What is needed: Scan the data below for the string "soberania". Copy every line where it appears.
^^^^^^^^
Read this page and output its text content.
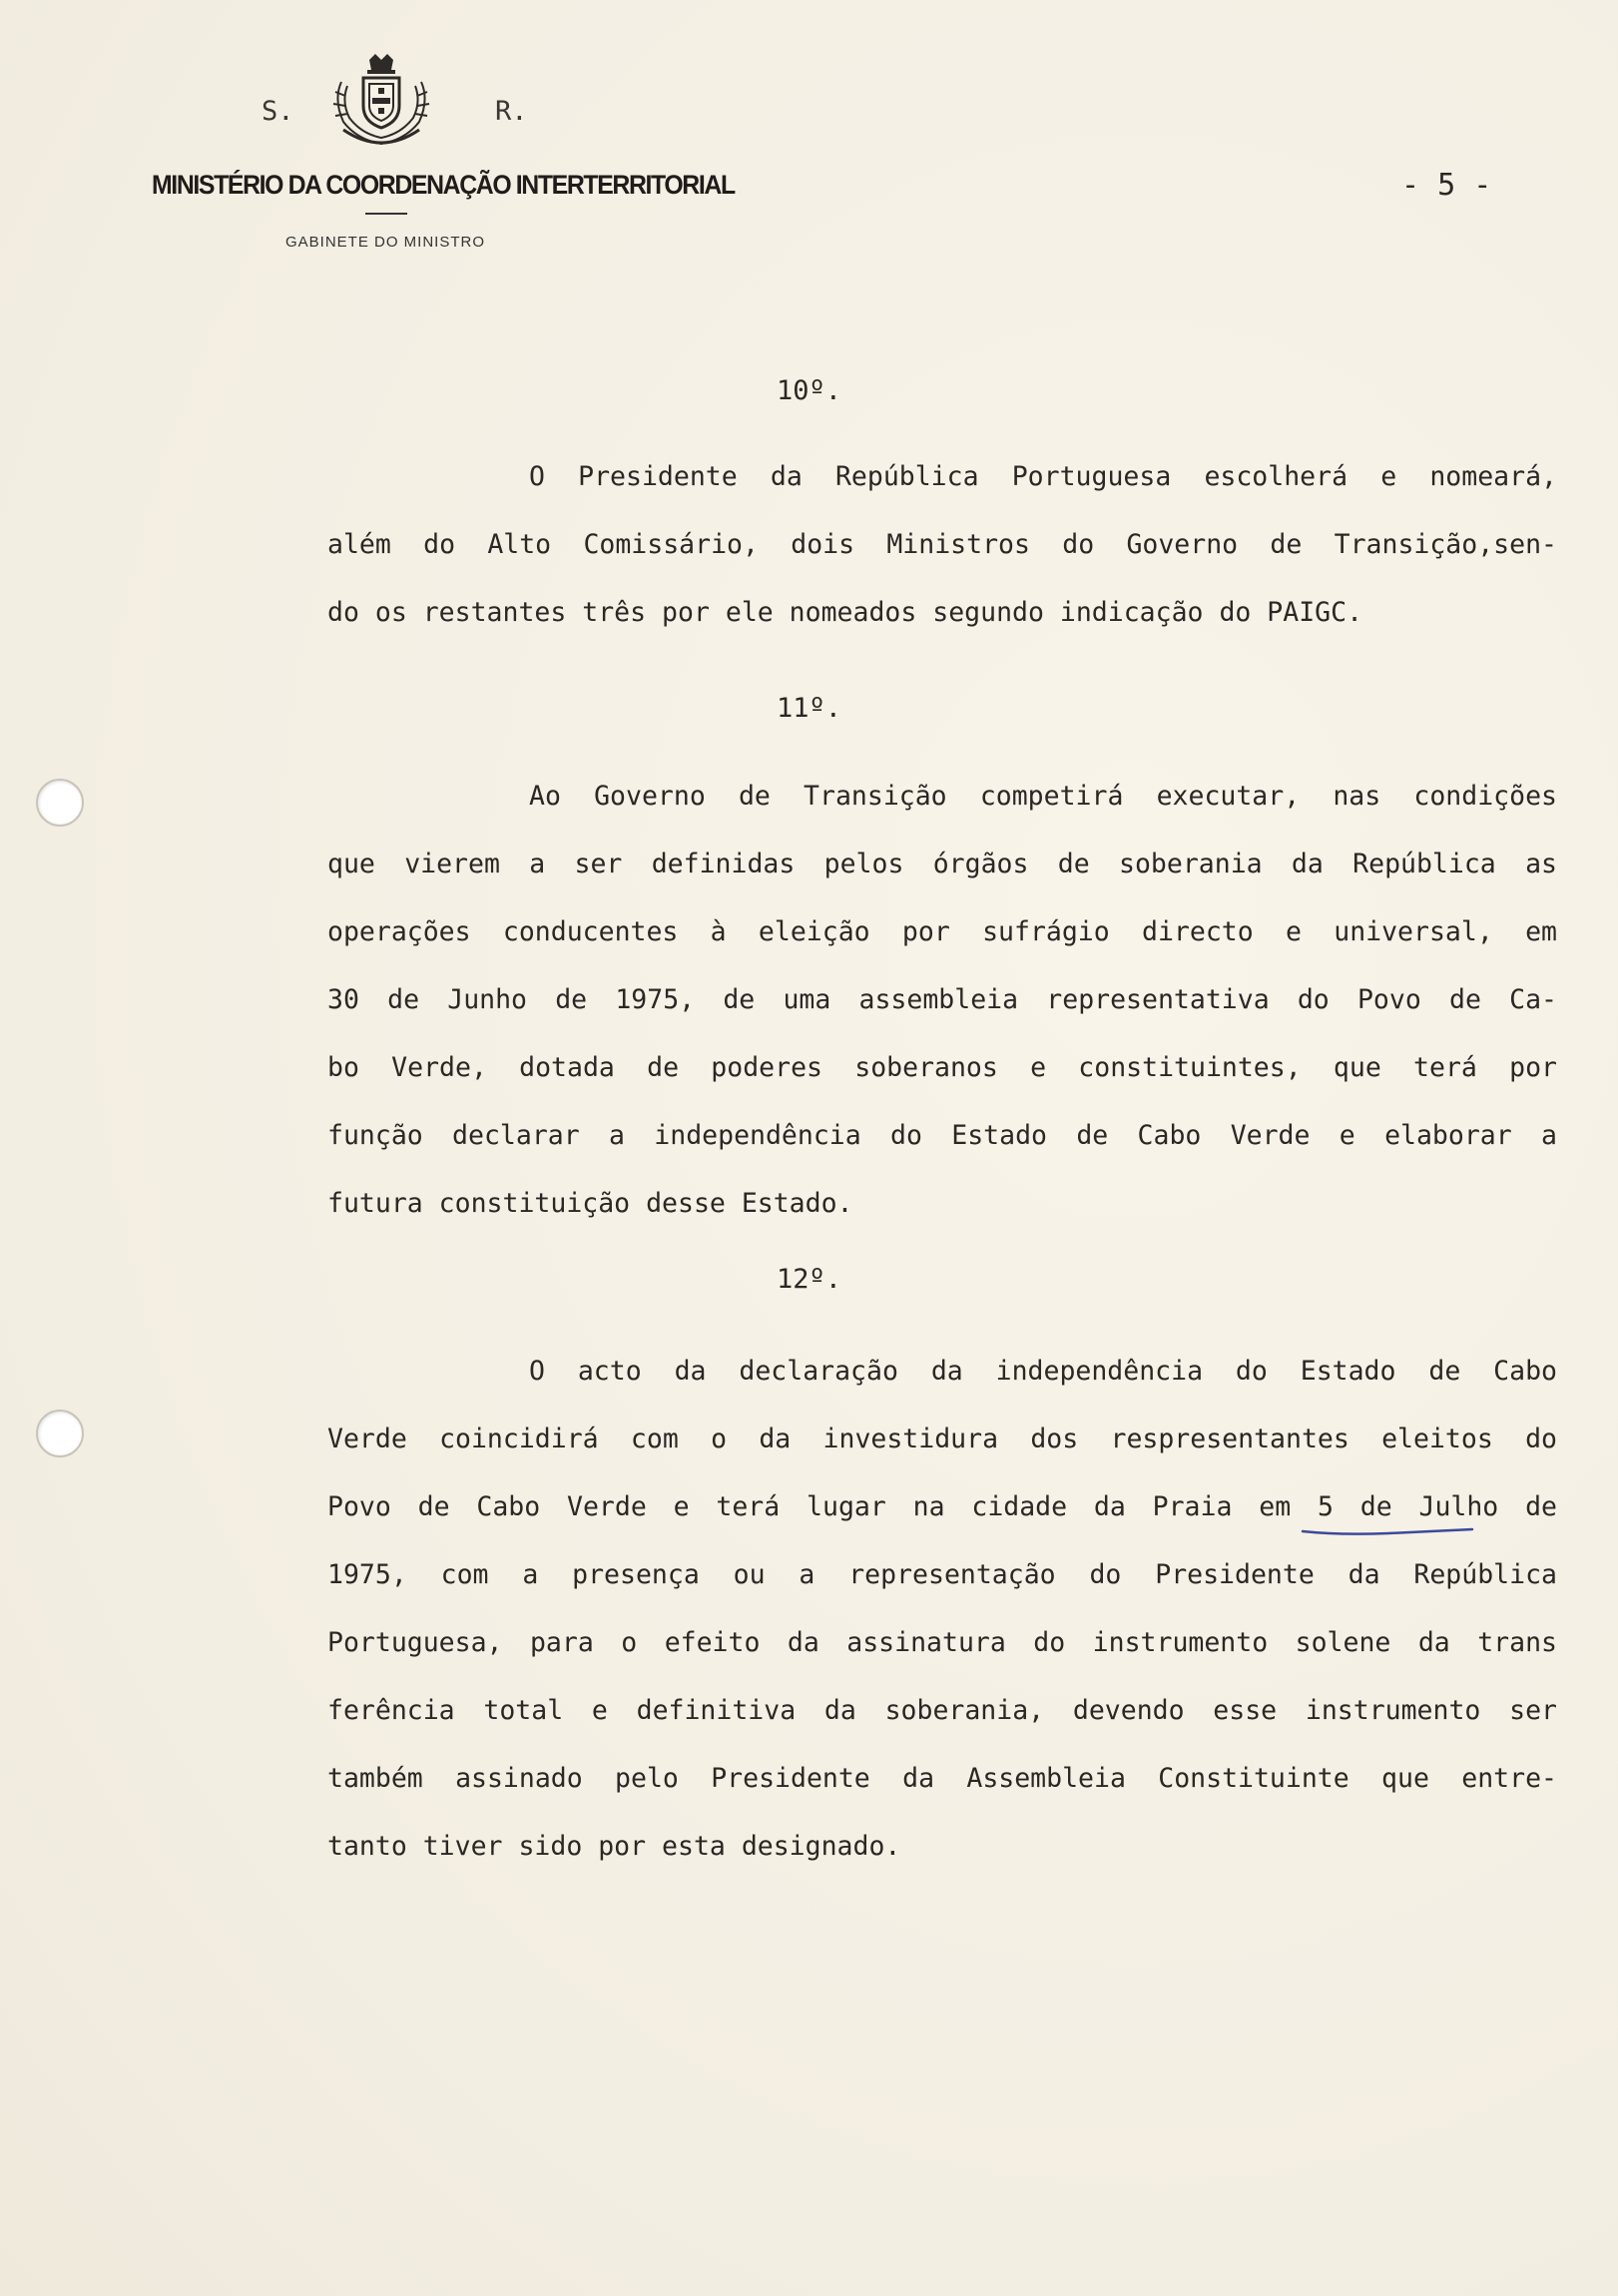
S.	R.
MINISTÉRIO DA COORDENAÇÃO INTERTERRITORIAL
GABINETE DO MINISTRO
- 5 -
10º.
O Presidente da República Portuguesa escolherá e nomeará,
além do Alto Comissário, dois Ministros do Governo de Transição,sen-
do os restantes três por ele nomeados segundo indicação do PAIGC.
11º.
Ao Governo de Transição competirá executar, nas condições
que vierem a ser definidas pelos órgãos de soberania da República as
operações conducentes à eleição por sufrágio directo e universal, em
30 de Junho de 1975, de uma assembleia representativa do Povo de Ca-
bo Verde, dotada de poderes soberanos e constituintes, que terá por
função declarar a independência do Estado de Cabo Verde e elaborar a
futura constituição desse Estado.
12º.
O acto da declaração da independência do Estado de Cabo
Verde coincidirá com o da investidura dos respresentantes eleitos do
Povo de Cabo Verde e terá lugar na cidade da Praia em 5 de Julho de
1975, com a presença ou a representação do Presidente da República
Portuguesa, para o efeito da assinatura do instrumento solene da trans
ferência total e definitiva da soberania, devendo esse instrumento ser
também assinado pelo Presidente da Assembleia Constituinte que entre-
tanto tiver sido por esta designado.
^^^^^^^^
Finished task:
que vierem a ser definidas pelos órgãos de soberania da República as
ferência total e definitiva da soberania, devendo esse instrumento ser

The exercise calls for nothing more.